▸ TASK OBJECTIVE:
Reproduce the material exactly, omitting nothing.

++++ ENTRIES

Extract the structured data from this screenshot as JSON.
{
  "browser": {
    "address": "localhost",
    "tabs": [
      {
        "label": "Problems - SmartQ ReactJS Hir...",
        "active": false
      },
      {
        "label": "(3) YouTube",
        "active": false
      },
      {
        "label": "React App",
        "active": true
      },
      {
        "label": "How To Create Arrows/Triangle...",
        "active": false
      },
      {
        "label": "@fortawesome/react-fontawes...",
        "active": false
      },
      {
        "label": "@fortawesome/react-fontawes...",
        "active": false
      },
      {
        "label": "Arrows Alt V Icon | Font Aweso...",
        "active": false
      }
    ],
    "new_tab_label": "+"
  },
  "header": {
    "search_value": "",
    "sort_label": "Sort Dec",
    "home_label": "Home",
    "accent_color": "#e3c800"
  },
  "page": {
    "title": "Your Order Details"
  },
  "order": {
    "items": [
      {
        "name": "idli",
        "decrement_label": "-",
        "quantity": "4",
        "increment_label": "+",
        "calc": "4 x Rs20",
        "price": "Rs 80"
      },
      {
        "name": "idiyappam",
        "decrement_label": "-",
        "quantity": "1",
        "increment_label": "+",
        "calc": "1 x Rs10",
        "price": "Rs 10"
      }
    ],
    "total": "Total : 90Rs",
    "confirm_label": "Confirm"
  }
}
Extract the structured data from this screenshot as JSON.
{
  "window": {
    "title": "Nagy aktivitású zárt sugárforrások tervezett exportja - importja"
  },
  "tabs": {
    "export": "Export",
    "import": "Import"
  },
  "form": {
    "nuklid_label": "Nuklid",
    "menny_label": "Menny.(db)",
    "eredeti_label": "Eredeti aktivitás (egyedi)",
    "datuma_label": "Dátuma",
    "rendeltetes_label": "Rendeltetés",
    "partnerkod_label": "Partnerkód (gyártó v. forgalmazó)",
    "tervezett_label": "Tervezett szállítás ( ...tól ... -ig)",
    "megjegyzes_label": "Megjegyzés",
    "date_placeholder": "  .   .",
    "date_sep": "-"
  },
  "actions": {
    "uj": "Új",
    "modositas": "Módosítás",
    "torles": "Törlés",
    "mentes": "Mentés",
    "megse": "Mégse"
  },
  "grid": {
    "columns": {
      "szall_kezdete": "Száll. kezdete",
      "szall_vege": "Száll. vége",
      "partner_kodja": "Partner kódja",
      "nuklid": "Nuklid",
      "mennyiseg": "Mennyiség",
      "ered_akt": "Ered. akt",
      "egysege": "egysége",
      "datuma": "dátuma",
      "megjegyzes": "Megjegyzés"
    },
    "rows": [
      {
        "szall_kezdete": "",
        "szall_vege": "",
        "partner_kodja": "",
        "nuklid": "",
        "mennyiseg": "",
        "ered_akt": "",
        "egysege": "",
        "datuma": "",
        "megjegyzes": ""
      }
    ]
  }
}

++++++++

▸ FINAL RESULT:
Extract the structured data from this screenshot as JSON.
{
  "browser": {
    "address": "localhost",
    "tabs": [
      {
        "label": "Problems - SmartQ ReactJS Hir...",
        "active": false
      },
      {
        "label": "(3) YouTube",
        "active": false
      },
      {
        "label": "React App",
        "active": true
      },
      {
        "label": "How To Create Arrows/Triangle...",
        "active": false
      },
      {
        "label": "@fortawesome/react-fontawes...",
        "active": false
      },
      {
        "label": "@fortawesome/react-fontawes...",
        "active": false
      },
      {
        "label": "Arrows Alt V Icon | Font Aweso...",
        "active": false
      }
    ],
    "new_tab_label": "+"
  },
  "header": {
    "search_value": "",
    "sort_label": "Sort Dec",
    "home_label": "Home",
    "accent_color": "#e3c800"
  },
  "page": {
    "title": "Your Order Details"
  },
  "order": {
    "items": [
      {
        "name": "idli",
        "decrement_label": "-",
        "quantity": "4",
        "increment_label": "+",
        "calc": "4 x Rs20",
        "price": "Rs 80"
      },
      {
        "name": "idiyappam",
        "decrement_label": "-",
        "quantity": "1",
        "increment_label": "+",
        "calc": "1 x Rs10",
        "price": "Rs 10"
      }
    ],
    "total": "Total : 90Rs",
    "confirm_label": "Confirm"
  }
}
Extract the structured data from this screenshot as JSON.
{
  "window": {
    "title": "Nagy aktivitású zárt sugárforrások tervezett exportja - importja"
  },
  "tabs": {
    "export": "Export",
    "import": "Import"
  },
  "form": {
    "nuklid_label": "Nuklid",
    "menny_label": "Menny.(db)",
    "eredeti_label": "Eredeti aktivitás (egyedi)",
    "datuma_label": "Dátuma",
    "rendeltetes_label": "Rendeltetés",
    "partnerkod_label": "Partnerkód (gyártó v. forgalmazó)",
    "tervezett_label": "Tervezett szállítás ( ...tól ... -ig)",
    "megjegyzes_label": "Megjegyzés",
    "date_placeholder": "  .   .",
    "date_sep": "-"
  },
  "actions": {
    "uj": "Új",
    "modositas": "Módosítás",
    "torles": "Törlés",
    "mentes": "Mentés",
    "megse": "Mégse"
  },
  "grid": {
    "columns": {
      "szall_kezdete": "Száll. kezdete",
      "szall_vege": "Száll. vége",
      "partner_kodja": "Partner kódja",
      "nuklid": "Nuklid",
      "mennyiseg": "Mennyiség",
      "ered_akt": "Ered. akt",
      "egysege": "egysége",
      "datuma": "dátuma",
      "megjegyzes": "Megjegyzés"
    },
    "rows": [
      {
        "szall_kezdete": "",
        "szall_vege": "",
        "partner_kodja": "",
        "nuklid": "",
        "mennyiseg": "",
        "ered_akt": "",
        "egysege": "",
        "datuma": "",
        "megjegyzes": ""
      }
    ]
  }
}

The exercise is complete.